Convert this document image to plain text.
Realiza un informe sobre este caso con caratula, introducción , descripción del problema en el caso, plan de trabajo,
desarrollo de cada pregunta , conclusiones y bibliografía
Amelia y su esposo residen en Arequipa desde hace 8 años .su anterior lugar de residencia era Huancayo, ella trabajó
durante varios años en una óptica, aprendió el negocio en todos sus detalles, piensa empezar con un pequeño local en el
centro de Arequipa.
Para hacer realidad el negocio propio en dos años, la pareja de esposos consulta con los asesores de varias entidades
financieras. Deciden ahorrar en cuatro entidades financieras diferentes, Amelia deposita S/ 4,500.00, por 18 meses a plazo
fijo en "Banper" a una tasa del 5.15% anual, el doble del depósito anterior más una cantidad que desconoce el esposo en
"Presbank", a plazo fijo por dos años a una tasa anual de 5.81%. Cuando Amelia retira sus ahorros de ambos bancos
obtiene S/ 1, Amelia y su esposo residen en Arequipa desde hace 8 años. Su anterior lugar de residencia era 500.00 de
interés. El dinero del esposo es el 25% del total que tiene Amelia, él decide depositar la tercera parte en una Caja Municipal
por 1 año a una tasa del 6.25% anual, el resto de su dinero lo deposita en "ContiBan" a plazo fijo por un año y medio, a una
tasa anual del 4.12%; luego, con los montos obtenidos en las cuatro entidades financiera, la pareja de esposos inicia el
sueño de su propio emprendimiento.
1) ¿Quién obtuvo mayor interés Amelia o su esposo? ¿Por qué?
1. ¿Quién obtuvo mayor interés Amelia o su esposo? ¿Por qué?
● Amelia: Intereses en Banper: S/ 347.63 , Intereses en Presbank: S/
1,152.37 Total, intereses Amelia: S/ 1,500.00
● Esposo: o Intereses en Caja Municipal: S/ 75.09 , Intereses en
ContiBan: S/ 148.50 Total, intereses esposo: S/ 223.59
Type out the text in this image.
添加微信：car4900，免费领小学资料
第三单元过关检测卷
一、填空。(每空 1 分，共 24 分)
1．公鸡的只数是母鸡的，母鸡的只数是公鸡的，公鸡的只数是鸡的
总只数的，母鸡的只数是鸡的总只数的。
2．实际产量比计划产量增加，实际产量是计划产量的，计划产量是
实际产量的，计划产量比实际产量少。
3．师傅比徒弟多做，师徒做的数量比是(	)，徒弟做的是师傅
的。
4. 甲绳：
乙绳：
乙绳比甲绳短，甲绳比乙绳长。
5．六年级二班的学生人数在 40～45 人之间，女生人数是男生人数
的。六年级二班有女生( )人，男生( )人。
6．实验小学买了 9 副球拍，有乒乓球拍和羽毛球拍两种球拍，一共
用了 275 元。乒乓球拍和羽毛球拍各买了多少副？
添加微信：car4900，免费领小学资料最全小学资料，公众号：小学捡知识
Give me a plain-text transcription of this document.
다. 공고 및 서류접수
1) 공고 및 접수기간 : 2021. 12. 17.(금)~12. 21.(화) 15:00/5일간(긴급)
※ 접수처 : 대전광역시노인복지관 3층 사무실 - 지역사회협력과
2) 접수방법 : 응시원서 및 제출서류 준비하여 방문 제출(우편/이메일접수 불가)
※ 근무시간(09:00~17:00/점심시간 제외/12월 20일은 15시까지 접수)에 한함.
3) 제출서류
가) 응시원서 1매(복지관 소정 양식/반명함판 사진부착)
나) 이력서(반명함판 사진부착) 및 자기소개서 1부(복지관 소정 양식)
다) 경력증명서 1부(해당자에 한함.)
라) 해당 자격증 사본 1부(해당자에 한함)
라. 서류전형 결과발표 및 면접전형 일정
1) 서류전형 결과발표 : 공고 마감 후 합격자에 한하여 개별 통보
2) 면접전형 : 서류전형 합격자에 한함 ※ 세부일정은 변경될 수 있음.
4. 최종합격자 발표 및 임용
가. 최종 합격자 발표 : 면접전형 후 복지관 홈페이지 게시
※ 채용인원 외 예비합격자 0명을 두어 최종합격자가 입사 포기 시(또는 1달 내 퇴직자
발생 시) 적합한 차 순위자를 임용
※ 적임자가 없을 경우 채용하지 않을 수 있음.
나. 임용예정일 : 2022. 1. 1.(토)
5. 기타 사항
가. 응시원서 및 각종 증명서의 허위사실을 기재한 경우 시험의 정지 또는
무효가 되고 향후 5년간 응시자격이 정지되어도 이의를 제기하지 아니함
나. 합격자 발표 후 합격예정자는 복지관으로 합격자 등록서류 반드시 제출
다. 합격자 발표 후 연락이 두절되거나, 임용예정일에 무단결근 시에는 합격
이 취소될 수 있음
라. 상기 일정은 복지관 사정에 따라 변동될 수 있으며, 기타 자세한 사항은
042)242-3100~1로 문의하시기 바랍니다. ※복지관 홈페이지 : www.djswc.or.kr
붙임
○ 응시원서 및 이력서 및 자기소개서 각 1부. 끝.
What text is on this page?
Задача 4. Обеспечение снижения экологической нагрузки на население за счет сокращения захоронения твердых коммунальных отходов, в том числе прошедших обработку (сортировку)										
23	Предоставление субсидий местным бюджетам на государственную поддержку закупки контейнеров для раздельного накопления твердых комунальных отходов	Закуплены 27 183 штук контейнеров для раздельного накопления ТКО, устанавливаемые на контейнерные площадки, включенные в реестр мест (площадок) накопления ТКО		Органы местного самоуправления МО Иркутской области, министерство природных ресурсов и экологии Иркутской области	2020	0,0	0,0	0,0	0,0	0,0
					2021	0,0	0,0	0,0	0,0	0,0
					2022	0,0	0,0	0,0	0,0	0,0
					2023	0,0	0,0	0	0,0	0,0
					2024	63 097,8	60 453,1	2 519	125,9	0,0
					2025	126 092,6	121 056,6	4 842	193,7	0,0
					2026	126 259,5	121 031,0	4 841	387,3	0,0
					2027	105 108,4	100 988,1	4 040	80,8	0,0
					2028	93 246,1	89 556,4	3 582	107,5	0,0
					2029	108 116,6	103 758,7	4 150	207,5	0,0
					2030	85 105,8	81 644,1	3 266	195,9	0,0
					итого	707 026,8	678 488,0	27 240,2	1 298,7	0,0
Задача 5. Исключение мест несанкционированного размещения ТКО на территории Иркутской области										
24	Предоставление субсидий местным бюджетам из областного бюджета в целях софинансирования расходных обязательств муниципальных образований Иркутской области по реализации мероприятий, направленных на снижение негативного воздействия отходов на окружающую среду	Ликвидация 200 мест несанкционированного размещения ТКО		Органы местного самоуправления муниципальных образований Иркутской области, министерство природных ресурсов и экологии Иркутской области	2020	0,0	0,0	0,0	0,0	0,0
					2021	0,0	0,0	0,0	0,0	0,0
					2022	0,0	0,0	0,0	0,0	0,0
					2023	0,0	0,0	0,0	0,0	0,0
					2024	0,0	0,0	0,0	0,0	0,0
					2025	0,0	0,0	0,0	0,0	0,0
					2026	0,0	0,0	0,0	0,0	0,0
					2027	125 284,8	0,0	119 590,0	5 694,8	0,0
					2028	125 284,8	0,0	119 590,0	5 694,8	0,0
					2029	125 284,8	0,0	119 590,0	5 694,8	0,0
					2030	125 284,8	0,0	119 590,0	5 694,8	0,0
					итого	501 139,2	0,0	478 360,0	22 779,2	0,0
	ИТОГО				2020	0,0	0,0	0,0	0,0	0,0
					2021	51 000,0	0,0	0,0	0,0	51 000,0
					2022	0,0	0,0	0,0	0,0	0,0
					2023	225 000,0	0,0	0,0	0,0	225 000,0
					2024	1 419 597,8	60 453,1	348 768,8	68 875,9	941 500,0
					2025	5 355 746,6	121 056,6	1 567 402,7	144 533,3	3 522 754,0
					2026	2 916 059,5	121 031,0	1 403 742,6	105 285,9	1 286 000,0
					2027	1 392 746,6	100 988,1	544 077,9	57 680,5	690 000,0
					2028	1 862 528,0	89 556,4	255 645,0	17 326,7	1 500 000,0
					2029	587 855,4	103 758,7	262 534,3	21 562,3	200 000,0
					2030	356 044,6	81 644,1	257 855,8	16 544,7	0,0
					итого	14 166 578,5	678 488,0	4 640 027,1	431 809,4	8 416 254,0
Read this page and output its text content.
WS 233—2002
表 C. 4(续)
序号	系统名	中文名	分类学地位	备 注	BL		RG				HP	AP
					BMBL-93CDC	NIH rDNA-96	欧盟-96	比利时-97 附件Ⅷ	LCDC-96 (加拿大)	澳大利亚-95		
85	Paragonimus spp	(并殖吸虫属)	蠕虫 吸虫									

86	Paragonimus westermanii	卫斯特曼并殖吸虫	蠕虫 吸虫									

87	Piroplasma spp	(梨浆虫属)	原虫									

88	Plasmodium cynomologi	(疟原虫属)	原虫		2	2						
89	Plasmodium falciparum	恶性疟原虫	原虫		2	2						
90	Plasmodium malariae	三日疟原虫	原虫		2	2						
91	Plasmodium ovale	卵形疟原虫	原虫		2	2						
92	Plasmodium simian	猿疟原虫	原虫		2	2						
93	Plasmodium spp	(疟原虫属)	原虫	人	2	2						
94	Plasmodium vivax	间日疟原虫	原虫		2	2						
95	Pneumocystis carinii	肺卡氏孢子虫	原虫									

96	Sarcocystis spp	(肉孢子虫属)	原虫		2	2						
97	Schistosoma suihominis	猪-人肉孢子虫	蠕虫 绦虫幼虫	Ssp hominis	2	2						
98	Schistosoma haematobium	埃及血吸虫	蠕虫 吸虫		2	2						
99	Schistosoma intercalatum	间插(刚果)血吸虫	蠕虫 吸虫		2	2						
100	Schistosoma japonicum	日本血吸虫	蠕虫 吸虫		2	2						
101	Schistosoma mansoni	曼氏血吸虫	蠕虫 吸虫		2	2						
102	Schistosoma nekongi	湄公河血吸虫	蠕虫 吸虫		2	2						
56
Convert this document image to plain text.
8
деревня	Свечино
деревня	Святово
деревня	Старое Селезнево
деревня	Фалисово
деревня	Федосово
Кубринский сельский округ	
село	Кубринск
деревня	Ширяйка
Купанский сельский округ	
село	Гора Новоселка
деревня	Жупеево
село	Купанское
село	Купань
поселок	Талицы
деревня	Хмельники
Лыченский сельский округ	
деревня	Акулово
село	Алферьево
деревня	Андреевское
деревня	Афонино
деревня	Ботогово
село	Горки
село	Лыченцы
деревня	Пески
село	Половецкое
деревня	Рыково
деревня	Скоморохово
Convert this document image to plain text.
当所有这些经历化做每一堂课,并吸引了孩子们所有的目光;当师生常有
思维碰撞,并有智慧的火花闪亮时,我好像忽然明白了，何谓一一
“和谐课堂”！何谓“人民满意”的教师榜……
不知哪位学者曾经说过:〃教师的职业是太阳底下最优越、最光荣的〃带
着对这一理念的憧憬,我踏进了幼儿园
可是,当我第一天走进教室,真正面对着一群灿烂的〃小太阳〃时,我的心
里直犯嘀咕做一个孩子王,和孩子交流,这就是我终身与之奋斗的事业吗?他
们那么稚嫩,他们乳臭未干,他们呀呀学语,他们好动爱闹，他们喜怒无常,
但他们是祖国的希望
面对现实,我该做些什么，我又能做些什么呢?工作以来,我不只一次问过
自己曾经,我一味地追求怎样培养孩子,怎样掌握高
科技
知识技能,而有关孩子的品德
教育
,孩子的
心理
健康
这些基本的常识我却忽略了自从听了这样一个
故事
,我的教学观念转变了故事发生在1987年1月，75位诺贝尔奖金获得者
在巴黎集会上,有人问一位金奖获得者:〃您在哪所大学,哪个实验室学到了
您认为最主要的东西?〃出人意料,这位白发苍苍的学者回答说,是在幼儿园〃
----
== REQUIRED TASK ==
Of all the lines above, how many contain "несанкционированного"? Give the number and nothing more.

== ANSWER TO THE PROBLEM ==
2